### Dataset extract
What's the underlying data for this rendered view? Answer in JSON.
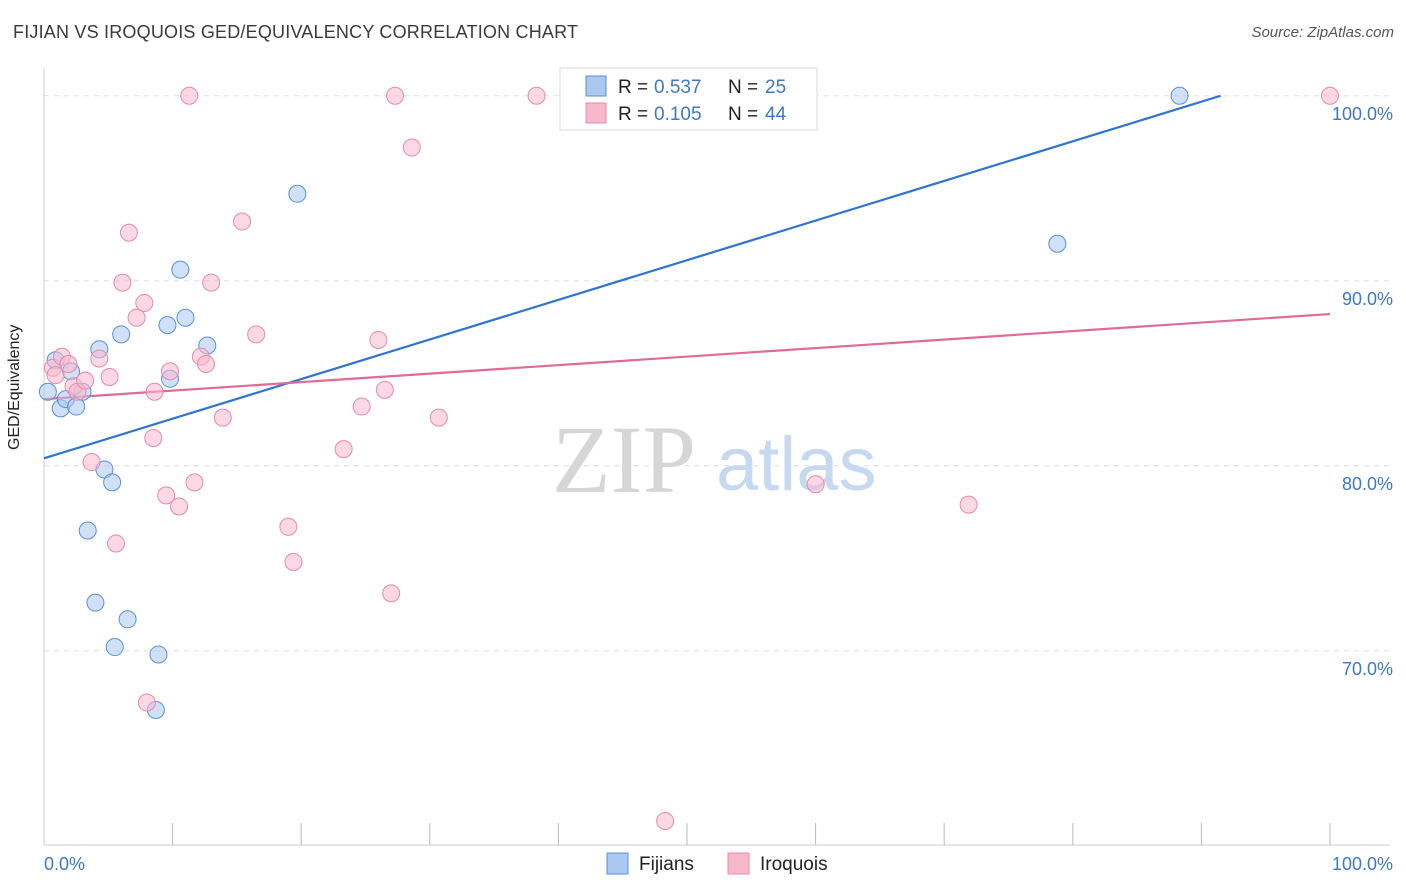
{
  "title": "FIJIAN VS IROQUOIS GED/EQUIVALENCY CORRELATION CHART",
  "source": "Source: ZipAtlas.com",
  "watermark": {
    "zip": "ZIP",
    "atlas": "atlas"
  },
  "colors": {
    "fijians_fill": "#aac8f0",
    "fijians_stroke": "#5b8fd6",
    "fijians_line": "#2f74d0",
    "iroquois_fill": "#f7b8cc",
    "iroquois_stroke": "#e58aa9",
    "iroquois_line": "#e06b96",
    "tick_label": "#3d78c8",
    "grid": "#dddddd"
  },
  "legend": {
    "rows": [
      {
        "series": "fijians",
        "r_label": "R = ",
        "r_value": "0.537",
        "n_label": "N = ",
        "n_value": "25"
      },
      {
        "series": "iroquois",
        "r_label": "R = ",
        "r_value": "0.105",
        "n_label": "N = ",
        "n_value": "44"
      }
    ]
  },
  "chart_data": {
    "type": "scatter",
    "title": "FIJIAN VS IROQUOIS GED/EQUIVALENCY CORRELATION CHART",
    "xlabel": "",
    "ylabel": "GED/Equivalency",
    "xlim": [
      0,
      100
    ],
    "ylim": [
      59.5,
      101.5
    ],
    "x_tick_labels": [
      {
        "value": 0,
        "label": "0.0%"
      },
      {
        "value": 100,
        "label": "100.0%"
      }
    ],
    "x_minor_ticks": [
      10,
      20,
      30,
      40,
      50,
      60,
      70,
      80,
      90
    ],
    "y_ticks": [
      {
        "value": 100,
        "label": "100.0%"
      },
      {
        "value": 90,
        "label": "90.0%"
      },
      {
        "value": 80,
        "label": "80.0%"
      },
      {
        "value": 70,
        "label": "70.0%"
      }
    ],
    "series": [
      {
        "name": "Fijians",
        "key": "fijians",
        "trend": {
          "x": [
            0,
            91.5
          ],
          "y": [
            80.4,
            100.0
          ]
        },
        "points": [
          {
            "x": 0.3,
            "y": 84.0
          },
          {
            "x": 0.9,
            "y": 85.7
          },
          {
            "x": 1.3,
            "y": 83.1
          },
          {
            "x": 1.7,
            "y": 83.6
          },
          {
            "x": 2.1,
            "y": 85.1
          },
          {
            "x": 2.5,
            "y": 83.2
          },
          {
            "x": 3.0,
            "y": 84.0
          },
          {
            "x": 3.4,
            "y": 76.5
          },
          {
            "x": 4.0,
            "y": 72.6
          },
          {
            "x": 4.3,
            "y": 86.3
          },
          {
            "x": 4.7,
            "y": 79.8
          },
          {
            "x": 5.3,
            "y": 79.1
          },
          {
            "x": 5.5,
            "y": 70.2
          },
          {
            "x": 6.0,
            "y": 87.1
          },
          {
            "x": 6.5,
            "y": 71.7
          },
          {
            "x": 8.7,
            "y": 66.8
          },
          {
            "x": 8.9,
            "y": 69.8
          },
          {
            "x": 9.6,
            "y": 87.6
          },
          {
            "x": 9.8,
            "y": 84.7
          },
          {
            "x": 10.6,
            "y": 90.6
          },
          {
            "x": 11.0,
            "y": 88.0
          },
          {
            "x": 12.7,
            "y": 86.5
          },
          {
            "x": 19.7,
            "y": 94.7
          },
          {
            "x": 78.8,
            "y": 92.0
          },
          {
            "x": 88.3,
            "y": 100.0
          }
        ]
      },
      {
        "name": "Iroquois",
        "key": "iroquois",
        "trend": {
          "x": [
            0,
            100
          ],
          "y": [
            83.6,
            88.2
          ]
        },
        "points": [
          {
            "x": 0.7,
            "y": 85.3
          },
          {
            "x": 0.9,
            "y": 84.9
          },
          {
            "x": 1.4,
            "y": 85.9
          },
          {
            "x": 1.9,
            "y": 85.5
          },
          {
            "x": 2.3,
            "y": 84.3
          },
          {
            "x": 2.6,
            "y": 84.0
          },
          {
            "x": 3.2,
            "y": 84.6
          },
          {
            "x": 3.7,
            "y": 80.2
          },
          {
            "x": 4.3,
            "y": 85.8
          },
          {
            "x": 5.1,
            "y": 84.8
          },
          {
            "x": 5.6,
            "y": 75.8
          },
          {
            "x": 6.1,
            "y": 89.9
          },
          {
            "x": 6.6,
            "y": 92.6
          },
          {
            "x": 7.2,
            "y": 88.0
          },
          {
            "x": 7.8,
            "y": 88.8
          },
          {
            "x": 8.5,
            "y": 81.5
          },
          {
            "x": 8.6,
            "y": 84.0
          },
          {
            "x": 9.5,
            "y": 78.4
          },
          {
            "x": 9.8,
            "y": 85.1
          },
          {
            "x": 10.5,
            "y": 77.8
          },
          {
            "x": 11.3,
            "y": 100.0
          },
          {
            "x": 11.7,
            "y": 79.1
          },
          {
            "x": 12.2,
            "y": 85.9
          },
          {
            "x": 12.6,
            "y": 85.5
          },
          {
            "x": 13.0,
            "y": 89.9
          },
          {
            "x": 13.9,
            "y": 82.6
          },
          {
            "x": 15.4,
            "y": 93.2
          },
          {
            "x": 16.5,
            "y": 87.1
          },
          {
            "x": 19.0,
            "y": 76.7
          },
          {
            "x": 19.4,
            "y": 74.8
          },
          {
            "x": 23.3,
            "y": 80.9
          },
          {
            "x": 24.7,
            "y": 83.2
          },
          {
            "x": 26.0,
            "y": 86.8
          },
          {
            "x": 26.5,
            "y": 84.1
          },
          {
            "x": 27.0,
            "y": 73.1
          },
          {
            "x": 27.3,
            "y": 100.0
          },
          {
            "x": 28.6,
            "y": 97.2
          },
          {
            "x": 30.7,
            "y": 82.6
          },
          {
            "x": 38.3,
            "y": 100.0
          },
          {
            "x": 8.0,
            "y": 67.2
          },
          {
            "x": 48.3,
            "y": 60.8
          },
          {
            "x": 60.0,
            "y": 79.0
          },
          {
            "x": 71.9,
            "y": 77.9
          },
          {
            "x": 100.0,
            "y": 100.0
          }
        ]
      }
    ],
    "legend_bottom": [
      "Fijians",
      "Iroquois"
    ]
  }
}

### Given problem
Restate each entry word for word, please, but drop any images it holds.

### Task result
What's the underlying data for this rendered view? Answer in JSON.
{
  "title": "FIJIAN VS IROQUOIS GED/EQUIVALENCY CORRELATION CHART",
  "source": "Source: ZipAtlas.com",
  "watermark": {
    "zip": "ZIP",
    "atlas": "atlas"
  },
  "colors": {
    "fijians_fill": "#aac8f0",
    "fijians_stroke": "#5b8fd6",
    "fijians_line": "#2f74d0",
    "iroquois_fill": "#f7b8cc",
    "iroquois_stroke": "#e58aa9",
    "iroquois_line": "#e06b96",
    "tick_label": "#3d78c8",
    "grid": "#dddddd"
  },
  "legend": {
    "rows": [
      {
        "series": "fijians",
        "r_label": "R = ",
        "r_value": "0.537",
        "n_label": "N = ",
        "n_value": "25"
      },
      {
        "series": "iroquois",
        "r_label": "R = ",
        "r_value": "0.105",
        "n_label": "N = ",
        "n_value": "44"
      }
    ]
  },
  "chart_data": {
    "type": "scatter",
    "title": "FIJIAN VS IROQUOIS GED/EQUIVALENCY CORRELATION CHART",
    "xlabel": "",
    "ylabel": "GED/Equivalency",
    "xlim": [
      0,
      100
    ],
    "ylim": [
      59.5,
      101.5
    ],
    "x_tick_labels": [
      {
        "value": 0,
        "label": "0.0%"
      },
      {
        "value": 100,
        "label": "100.0%"
      }
    ],
    "x_minor_ticks": [
      10,
      20,
      30,
      40,
      50,
      60,
      70,
      80,
      90
    ],
    "y_ticks": [
      {
        "value": 100,
        "label": "100.0%"
      },
      {
        "value": 90,
        "label": "90.0%"
      },
      {
        "value": 80,
        "label": "80.0%"
      },
      {
        "value": 70,
        "label": "70.0%"
      }
    ],
    "series": [
      {
        "name": "Fijians",
        "key": "fijians",
        "trend": {
          "x": [
            0,
            91.5
          ],
          "y": [
            80.4,
            100.0
          ]
        },
        "points": [
          {
            "x": 0.3,
            "y": 84.0
          },
          {
            "x": 0.9,
            "y": 85.7
          },
          {
            "x": 1.3,
            "y": 83.1
          },
          {
            "x": 1.7,
            "y": 83.6
          },
          {
            "x": 2.1,
            "y": 85.1
          },
          {
            "x": 2.5,
            "y": 83.2
          },
          {
            "x": 3.0,
            "y": 84.0
          },
          {
            "x": 3.4,
            "y": 76.5
          },
          {
            "x": 4.0,
            "y": 72.6
          },
          {
            "x": 4.3,
            "y": 86.3
          },
          {
            "x": 4.7,
            "y": 79.8
          },
          {
            "x": 5.3,
            "y": 79.1
          },
          {
            "x": 5.5,
            "y": 70.2
          },
          {
            "x": 6.0,
            "y": 87.1
          },
          {
            "x": 6.5,
            "y": 71.7
          },
          {
            "x": 8.7,
            "y": 66.8
          },
          {
            "x": 8.9,
            "y": 69.8
          },
          {
            "x": 9.6,
            "y": 87.6
          },
          {
            "x": 9.8,
            "y": 84.7
          },
          {
            "x": 10.6,
            "y": 90.6
          },
          {
            "x": 11.0,
            "y": 88.0
          },
          {
            "x": 12.7,
            "y": 86.5
          },
          {
            "x": 19.7,
            "y": 94.7
          },
          {
            "x": 78.8,
            "y": 92.0
          },
          {
            "x": 88.3,
            "y": 100.0
          }
        ]
      },
      {
        "name": "Iroquois",
        "key": "iroquois",
        "trend": {
          "x": [
            0,
            100
          ],
          "y": [
            83.6,
            88.2
          ]
        },
        "points": [
          {
            "x": 0.7,
            "y": 85.3
          },
          {
            "x": 0.9,
            "y": 84.9
          },
          {
            "x": 1.4,
            "y": 85.9
          },
          {
            "x": 1.9,
            "y": 85.5
          },
          {
            "x": 2.3,
            "y": 84.3
          },
          {
            "x": 2.6,
            "y": 84.0
          },
          {
            "x": 3.2,
            "y": 84.6
          },
          {
            "x": 3.7,
            "y": 80.2
          },
          {
            "x": 4.3,
            "y": 85.8
          },
          {
            "x": 5.1,
            "y": 84.8
          },
          {
            "x": 5.6,
            "y": 75.8
          },
          {
            "x": 6.1,
            "y": 89.9
          },
          {
            "x": 6.6,
            "y": 92.6
          },
          {
            "x": 7.2,
            "y": 88.0
          },
          {
            "x": 7.8,
            "y": 88.8
          },
          {
            "x": 8.5,
            "y": 81.5
          },
          {
            "x": 8.6,
            "y": 84.0
          },
          {
            "x": 9.5,
            "y": 78.4
          },
          {
            "x": 9.8,
            "y": 85.1
          },
          {
            "x": 10.5,
            "y": 77.8
          },
          {
            "x": 11.3,
            "y": 100.0
          },
          {
            "x": 11.7,
            "y": 79.1
          },
          {
            "x": 12.2,
            "y": 85.9
          },
          {
            "x": 12.6,
            "y": 85.5
          },
          {
            "x": 13.0,
            "y": 89.9
          },
          {
            "x": 13.9,
            "y": 82.6
          },
          {
            "x": 15.4,
            "y": 93.2
          },
          {
            "x": 16.5,
            "y": 87.1
          },
          {
            "x": 19.0,
            "y": 76.7
          },
          {
            "x": 19.4,
            "y": 74.8
          },
          {
            "x": 23.3,
            "y": 80.9
          },
          {
            "x": 24.7,
            "y": 83.2
          },
          {
            "x": 26.0,
            "y": 86.8
          },
          {
            "x": 26.5,
            "y": 84.1
          },
          {
            "x": 27.0,
            "y": 73.1
          },
          {
            "x": 27.3,
            "y": 100.0
          },
          {
            "x": 28.6,
            "y": 97.2
          },
          {
            "x": 30.7,
            "y": 82.6
          },
          {
            "x": 38.3,
            "y": 100.0
          },
          {
            "x": 8.0,
            "y": 67.2
          },
          {
            "x": 48.3,
            "y": 60.8
          },
          {
            "x": 60.0,
            "y": 79.0
          },
          {
            "x": 71.9,
            "y": 77.9
          },
          {
            "x": 100.0,
            "y": 100.0
          }
        ]
      }
    ],
    "legend_bottom": [
      "Fijians",
      "Iroquois"
    ]
  }
}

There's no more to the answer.